----- Data extract -----

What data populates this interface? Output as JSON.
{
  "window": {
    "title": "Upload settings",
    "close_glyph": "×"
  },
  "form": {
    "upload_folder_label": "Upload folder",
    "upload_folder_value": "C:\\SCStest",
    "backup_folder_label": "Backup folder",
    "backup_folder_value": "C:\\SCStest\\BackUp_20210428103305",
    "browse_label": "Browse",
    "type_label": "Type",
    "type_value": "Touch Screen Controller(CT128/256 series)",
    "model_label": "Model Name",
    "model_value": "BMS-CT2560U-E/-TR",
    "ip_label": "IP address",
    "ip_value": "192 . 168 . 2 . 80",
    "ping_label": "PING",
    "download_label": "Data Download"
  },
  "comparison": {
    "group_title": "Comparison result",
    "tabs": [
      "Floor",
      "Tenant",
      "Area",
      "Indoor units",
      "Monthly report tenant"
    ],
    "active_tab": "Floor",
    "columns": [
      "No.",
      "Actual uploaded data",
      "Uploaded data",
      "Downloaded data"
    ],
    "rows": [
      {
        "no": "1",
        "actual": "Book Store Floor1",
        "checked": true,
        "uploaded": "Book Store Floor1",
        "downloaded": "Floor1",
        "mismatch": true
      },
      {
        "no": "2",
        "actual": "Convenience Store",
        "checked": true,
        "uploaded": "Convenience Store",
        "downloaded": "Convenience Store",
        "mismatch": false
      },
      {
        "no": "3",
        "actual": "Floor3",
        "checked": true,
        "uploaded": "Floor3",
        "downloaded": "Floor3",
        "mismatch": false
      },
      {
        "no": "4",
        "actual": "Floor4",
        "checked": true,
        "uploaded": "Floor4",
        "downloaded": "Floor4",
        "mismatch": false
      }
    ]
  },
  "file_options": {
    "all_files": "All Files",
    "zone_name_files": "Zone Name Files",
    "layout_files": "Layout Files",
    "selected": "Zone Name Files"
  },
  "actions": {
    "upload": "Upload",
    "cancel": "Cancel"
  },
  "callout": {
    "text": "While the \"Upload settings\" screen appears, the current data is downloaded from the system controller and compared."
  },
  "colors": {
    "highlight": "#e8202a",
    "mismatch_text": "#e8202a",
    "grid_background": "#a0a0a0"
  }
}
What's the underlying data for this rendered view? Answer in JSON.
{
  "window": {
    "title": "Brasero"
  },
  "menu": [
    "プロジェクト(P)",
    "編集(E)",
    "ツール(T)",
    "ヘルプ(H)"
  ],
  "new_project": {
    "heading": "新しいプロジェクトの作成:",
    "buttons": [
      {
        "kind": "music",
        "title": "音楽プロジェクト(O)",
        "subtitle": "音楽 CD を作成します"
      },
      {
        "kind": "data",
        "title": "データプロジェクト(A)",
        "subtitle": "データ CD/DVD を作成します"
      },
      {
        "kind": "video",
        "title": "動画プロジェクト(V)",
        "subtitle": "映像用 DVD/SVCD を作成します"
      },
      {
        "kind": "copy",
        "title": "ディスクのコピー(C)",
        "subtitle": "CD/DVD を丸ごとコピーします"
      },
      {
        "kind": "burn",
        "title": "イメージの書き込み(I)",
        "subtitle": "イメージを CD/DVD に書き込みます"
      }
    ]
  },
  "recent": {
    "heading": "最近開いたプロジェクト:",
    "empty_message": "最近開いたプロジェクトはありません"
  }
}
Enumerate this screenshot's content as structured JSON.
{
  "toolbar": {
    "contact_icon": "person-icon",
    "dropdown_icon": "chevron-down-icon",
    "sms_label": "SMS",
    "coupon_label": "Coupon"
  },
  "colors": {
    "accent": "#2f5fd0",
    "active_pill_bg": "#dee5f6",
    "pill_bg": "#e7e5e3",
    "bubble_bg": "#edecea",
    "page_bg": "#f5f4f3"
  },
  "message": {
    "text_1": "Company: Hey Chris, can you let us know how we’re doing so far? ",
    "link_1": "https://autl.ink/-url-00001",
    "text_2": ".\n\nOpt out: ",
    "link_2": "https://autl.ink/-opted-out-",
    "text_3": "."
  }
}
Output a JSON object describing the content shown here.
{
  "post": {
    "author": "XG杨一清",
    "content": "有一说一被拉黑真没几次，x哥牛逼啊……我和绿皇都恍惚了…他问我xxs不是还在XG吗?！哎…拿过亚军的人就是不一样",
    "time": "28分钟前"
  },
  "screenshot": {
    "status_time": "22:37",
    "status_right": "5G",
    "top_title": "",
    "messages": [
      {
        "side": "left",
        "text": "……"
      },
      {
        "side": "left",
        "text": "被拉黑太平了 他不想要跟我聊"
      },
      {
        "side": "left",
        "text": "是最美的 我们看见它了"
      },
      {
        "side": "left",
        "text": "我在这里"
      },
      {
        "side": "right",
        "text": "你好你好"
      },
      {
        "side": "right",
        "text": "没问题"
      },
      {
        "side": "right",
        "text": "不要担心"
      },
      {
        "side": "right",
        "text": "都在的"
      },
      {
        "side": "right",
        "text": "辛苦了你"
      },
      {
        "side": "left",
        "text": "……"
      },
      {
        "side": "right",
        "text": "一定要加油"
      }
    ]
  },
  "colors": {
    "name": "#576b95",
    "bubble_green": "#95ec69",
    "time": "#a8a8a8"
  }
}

-----

Show every line of the records above that contains the word "icon".

[Result for this exercise]
    "contact_icon": "person-icon",
    "dropdown_icon": "chevron-down-icon",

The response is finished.